• [TEXT SECTION]
★ ★ ★ ★

# working in HK



## charaughtina (Nov 3, 2015)

Hi, is it possible to just go to HK and walk in in different companies? I want to move in there with my partner. She has a work already but I dont have yet. NO working visa. Anyone who can tell me what to do here? pls help thanks


----------



## Capstan (Sep 22, 2015)

Not quite sure i understand the question, however an organization with the resources to obtain an employment visa for a foreigner is unlikely to accept CVs or resumes via a drop-in. Depends on what you do, and what the norms are for that industry.


----------



## charaughtina (Nov 3, 2015)

Hi Capstan,

thank you. You mean to say it would be hard for me to get a job there? I am in the finance/banking industry


----------



## Capstan (Sep 22, 2015)

★ ★ ★ ★

• [EXTRACTED RECORDS]
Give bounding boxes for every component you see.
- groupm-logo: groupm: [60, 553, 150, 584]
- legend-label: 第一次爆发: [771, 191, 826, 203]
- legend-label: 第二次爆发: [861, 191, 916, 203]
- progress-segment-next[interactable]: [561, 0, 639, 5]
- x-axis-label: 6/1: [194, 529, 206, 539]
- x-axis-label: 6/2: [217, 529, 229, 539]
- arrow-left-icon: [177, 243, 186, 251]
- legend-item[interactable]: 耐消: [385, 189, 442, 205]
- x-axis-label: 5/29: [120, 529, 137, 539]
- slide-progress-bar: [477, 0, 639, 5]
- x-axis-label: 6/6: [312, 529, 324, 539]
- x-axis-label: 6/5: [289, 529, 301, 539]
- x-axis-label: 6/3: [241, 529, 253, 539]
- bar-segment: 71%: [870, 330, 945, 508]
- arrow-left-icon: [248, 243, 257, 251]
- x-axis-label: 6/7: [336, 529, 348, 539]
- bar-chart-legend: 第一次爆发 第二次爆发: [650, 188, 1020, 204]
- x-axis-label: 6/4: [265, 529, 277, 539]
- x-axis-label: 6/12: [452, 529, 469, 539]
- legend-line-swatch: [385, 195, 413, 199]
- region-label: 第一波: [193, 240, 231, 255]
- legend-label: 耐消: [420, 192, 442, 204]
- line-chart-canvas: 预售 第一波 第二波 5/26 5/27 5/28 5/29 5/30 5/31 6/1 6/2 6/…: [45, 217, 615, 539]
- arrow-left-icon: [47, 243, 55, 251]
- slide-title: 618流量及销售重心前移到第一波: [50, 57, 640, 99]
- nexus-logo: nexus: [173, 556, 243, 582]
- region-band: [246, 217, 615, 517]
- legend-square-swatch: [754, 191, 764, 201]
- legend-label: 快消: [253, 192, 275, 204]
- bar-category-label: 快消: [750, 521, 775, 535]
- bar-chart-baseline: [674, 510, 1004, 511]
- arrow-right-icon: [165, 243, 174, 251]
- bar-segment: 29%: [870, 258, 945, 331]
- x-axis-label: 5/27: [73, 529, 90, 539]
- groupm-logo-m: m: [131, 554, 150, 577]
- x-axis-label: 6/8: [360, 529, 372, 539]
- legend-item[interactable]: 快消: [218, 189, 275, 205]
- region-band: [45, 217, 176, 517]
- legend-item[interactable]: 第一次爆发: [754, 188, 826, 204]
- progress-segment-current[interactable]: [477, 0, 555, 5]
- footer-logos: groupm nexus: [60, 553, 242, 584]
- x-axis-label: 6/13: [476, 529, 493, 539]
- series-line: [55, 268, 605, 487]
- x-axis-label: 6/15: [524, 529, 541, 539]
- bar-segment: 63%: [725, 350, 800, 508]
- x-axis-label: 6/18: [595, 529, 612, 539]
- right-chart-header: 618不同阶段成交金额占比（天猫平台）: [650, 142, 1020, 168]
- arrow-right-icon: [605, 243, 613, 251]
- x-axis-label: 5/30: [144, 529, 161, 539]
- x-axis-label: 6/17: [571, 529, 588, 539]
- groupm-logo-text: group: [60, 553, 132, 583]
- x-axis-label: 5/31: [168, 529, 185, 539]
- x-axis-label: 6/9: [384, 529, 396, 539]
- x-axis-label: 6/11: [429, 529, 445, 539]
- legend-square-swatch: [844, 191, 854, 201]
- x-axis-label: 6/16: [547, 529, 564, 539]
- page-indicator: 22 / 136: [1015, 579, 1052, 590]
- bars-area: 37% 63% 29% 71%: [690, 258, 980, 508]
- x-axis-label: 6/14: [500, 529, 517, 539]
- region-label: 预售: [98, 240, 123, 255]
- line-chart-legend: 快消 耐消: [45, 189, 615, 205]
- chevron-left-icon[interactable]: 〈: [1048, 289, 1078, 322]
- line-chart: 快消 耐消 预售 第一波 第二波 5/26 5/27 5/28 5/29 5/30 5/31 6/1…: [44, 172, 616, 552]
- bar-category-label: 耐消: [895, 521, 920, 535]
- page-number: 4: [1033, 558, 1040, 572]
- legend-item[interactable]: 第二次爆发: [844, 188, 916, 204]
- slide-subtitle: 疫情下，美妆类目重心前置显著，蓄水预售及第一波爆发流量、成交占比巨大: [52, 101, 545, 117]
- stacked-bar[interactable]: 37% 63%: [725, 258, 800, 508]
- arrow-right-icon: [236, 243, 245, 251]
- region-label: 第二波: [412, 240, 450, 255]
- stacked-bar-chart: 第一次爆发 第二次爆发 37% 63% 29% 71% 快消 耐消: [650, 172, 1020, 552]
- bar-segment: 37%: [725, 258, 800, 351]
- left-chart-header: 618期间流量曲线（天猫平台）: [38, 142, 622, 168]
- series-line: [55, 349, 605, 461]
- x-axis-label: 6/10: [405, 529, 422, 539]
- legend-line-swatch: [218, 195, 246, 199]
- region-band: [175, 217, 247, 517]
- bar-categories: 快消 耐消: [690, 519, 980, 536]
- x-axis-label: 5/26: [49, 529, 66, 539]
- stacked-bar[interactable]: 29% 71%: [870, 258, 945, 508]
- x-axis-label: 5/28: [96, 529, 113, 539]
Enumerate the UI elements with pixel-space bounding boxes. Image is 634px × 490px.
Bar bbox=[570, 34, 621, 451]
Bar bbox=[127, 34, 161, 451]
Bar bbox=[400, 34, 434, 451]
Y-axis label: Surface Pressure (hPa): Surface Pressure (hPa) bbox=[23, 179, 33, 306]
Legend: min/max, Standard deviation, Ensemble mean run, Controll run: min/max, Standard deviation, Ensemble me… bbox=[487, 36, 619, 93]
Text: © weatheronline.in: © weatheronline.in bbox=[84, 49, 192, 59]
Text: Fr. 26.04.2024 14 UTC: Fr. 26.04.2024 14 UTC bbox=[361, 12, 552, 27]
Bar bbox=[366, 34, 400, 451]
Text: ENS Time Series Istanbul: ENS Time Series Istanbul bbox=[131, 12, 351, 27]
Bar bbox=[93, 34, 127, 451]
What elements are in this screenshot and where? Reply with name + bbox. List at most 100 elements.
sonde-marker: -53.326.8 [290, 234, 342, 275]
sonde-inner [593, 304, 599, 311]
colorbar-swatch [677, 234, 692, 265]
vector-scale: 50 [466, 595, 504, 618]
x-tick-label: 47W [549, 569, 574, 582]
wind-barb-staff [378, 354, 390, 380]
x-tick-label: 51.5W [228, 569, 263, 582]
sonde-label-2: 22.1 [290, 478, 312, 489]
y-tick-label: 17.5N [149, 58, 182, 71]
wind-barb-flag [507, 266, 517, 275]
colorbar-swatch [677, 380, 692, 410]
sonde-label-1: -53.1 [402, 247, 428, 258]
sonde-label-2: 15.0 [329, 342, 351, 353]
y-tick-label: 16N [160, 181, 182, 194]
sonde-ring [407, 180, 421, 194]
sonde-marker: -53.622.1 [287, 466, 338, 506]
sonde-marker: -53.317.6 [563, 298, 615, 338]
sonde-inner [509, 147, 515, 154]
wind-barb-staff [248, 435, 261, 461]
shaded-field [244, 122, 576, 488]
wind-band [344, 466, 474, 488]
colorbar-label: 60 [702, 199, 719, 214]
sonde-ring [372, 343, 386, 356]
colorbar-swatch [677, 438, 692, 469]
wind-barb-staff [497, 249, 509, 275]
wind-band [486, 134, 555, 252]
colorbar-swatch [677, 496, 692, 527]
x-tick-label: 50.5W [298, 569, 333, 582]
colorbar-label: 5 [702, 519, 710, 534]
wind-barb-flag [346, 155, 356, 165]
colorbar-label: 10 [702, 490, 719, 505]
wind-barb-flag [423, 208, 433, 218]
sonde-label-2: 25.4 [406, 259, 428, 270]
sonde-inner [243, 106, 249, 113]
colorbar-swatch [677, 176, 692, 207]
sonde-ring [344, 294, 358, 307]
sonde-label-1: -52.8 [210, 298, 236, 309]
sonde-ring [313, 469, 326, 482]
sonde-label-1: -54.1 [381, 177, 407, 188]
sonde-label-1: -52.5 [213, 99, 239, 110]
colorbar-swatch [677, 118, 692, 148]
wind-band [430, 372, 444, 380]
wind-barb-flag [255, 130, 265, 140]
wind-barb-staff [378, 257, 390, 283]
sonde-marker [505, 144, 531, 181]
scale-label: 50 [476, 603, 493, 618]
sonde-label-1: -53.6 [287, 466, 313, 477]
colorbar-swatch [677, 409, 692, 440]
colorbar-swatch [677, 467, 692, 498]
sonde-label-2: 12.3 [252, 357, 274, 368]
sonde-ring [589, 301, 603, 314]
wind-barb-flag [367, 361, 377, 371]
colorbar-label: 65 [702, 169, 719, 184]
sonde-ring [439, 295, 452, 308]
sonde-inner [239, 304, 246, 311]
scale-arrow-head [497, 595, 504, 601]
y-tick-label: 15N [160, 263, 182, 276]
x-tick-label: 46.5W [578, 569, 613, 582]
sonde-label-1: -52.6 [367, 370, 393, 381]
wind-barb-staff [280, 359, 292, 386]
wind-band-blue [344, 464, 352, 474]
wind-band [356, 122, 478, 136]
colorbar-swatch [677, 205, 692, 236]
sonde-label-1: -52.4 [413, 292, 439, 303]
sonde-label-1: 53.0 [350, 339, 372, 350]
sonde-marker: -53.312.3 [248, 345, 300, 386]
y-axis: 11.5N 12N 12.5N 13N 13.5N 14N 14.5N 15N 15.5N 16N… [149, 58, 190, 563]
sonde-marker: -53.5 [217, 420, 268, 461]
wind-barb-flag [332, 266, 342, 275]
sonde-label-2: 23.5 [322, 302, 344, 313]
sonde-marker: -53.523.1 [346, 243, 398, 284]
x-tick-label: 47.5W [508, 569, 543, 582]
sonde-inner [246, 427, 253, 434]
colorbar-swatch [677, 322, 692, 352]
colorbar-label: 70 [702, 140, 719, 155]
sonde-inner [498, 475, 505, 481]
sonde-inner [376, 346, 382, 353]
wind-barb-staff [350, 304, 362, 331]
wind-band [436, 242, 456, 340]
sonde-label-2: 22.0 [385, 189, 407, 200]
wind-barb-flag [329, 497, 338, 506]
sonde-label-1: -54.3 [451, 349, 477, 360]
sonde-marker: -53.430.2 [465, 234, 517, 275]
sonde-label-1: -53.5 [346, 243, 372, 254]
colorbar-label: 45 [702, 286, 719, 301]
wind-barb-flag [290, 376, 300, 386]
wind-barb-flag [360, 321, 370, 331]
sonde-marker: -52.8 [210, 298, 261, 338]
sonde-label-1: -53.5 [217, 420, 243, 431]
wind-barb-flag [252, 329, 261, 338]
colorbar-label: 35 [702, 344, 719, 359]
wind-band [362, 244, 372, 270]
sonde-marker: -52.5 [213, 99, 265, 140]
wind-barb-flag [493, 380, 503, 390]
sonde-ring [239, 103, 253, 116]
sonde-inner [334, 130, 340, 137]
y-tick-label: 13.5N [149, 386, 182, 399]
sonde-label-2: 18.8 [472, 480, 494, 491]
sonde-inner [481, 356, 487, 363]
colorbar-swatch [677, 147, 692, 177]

★ ★ ★ ★

• [TASK INSTRUCTIONS]
• A. Set down the part of the thread from "Hi, is it possible" up to and including "for that industry." word for word.
• B. Turn the listing into a numbered list. Begin at its first line and go up to and including the line with "- x-axis-label: 6/12: [452, 529, 469, 539]", leaving out blank lines.

• [TASK ANSWERS]
• A.
Hi, is it possible to just go to HK and walk in in different companies? I want to move in there with my partner. She has a work already but I dont have yet. NO working visa. Anyone who can tell me what to do here? pls help thanks


----------



## Capstan (Sep 22, 2015)

Not quite sure i understand the question, however an organization with the resources to obtain an employment visa for a foreigner is unlikely to accept CVs or resumes via a drop-in. Depends on what you do, and what the norms are for that industry.

• B.
1. Give bounding boxes for every component you see.
2. - groupm-logo: groupm: [60, 553, 150, 584]
3. - legend-label: 第一次爆发: [771, 191, 826, 203]
4. - legend-label: 第二次爆发: [861, 191, 916, 203]
5. - progress-segment-next[interactable]: [561, 0, 639, 5]
6. - x-axis-label: 6/1: [194, 529, 206, 539]
7. - x-axis-label: 6/2: [217, 529, 229, 539]
8. - arrow-left-icon: [177, 243, 186, 251]
9. - legend-item[interactable]: 耐消: [385, 189, 442, 205]
10. - x-axis-label: 5/29: [120, 529, 137, 539]
11. - slide-progress-bar: [477, 0, 639, 5]
12. - x-axis-label: 6/6: [312, 529, 324, 539]
13. - x-axis-label: 6/5: [289, 529, 301, 539]
14. - x-axis-label: 6/3: [241, 529, 253, 539]
15. - bar-segment: 71%: [870, 330, 945, 508]
16. - arrow-left-icon: [248, 243, 257, 251]
17. - x-axis-label: 6/7: [336, 529, 348, 539]
18. - bar-chart-legend: 第一次爆发 第二次爆发: [650, 188, 1020, 204]
19. - x-axis-label: 6/4: [265, 529, 277, 539]
20. - x-axis-label: 6/12: [452, 529, 469, 539]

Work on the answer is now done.